◆ What the task requires ◆
Skip every picture and transcribe the remaining material exactly.

◆ Stored records ◆

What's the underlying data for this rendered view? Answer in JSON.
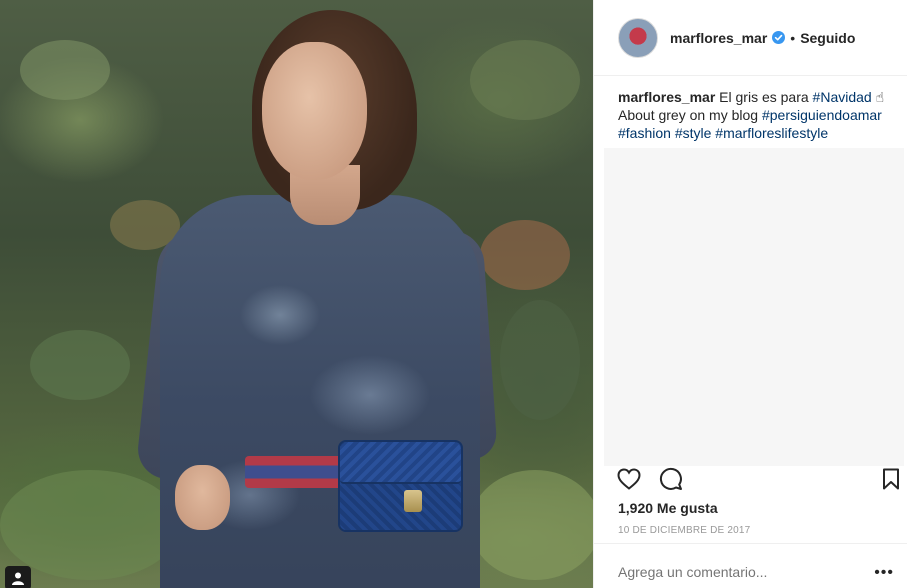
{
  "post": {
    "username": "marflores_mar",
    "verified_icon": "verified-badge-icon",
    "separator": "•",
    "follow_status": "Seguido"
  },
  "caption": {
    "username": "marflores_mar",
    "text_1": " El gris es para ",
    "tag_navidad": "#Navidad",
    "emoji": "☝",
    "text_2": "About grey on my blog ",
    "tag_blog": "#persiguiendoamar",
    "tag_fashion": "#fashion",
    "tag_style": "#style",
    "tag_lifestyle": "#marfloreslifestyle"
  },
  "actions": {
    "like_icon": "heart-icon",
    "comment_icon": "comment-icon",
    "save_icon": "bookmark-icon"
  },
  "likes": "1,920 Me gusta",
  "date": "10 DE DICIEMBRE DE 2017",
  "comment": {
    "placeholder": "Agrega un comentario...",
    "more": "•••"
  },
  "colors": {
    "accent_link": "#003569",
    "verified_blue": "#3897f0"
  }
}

◆ Correct result ◆
What's the underlying data for this rendered view? Answer in JSON.
{
  "post": {
    "username": "marflores_mar",
    "verified_icon": "verified-badge-icon",
    "separator": "•",
    "follow_status": "Seguido"
  },
  "caption": {
    "username": "marflores_mar",
    "text_1": " El gris es para ",
    "tag_navidad": "#Navidad",
    "emoji": "☝",
    "text_2": "About grey on my blog ",
    "tag_blog": "#persiguiendoamar",
    "tag_fashion": "#fashion",
    "tag_style": "#style",
    "tag_lifestyle": "#marfloreslifestyle"
  },
  "actions": {
    "like_icon": "heart-icon",
    "comment_icon": "comment-icon",
    "save_icon": "bookmark-icon"
  },
  "likes": "1,920 Me gusta",
  "date": "10 DE DICIEMBRE DE 2017",
  "comment": {
    "placeholder": "Agrega un comentario...",
    "more": "•••"
  },
  "colors": {
    "accent_link": "#003569",
    "verified_blue": "#3897f0"
  }
}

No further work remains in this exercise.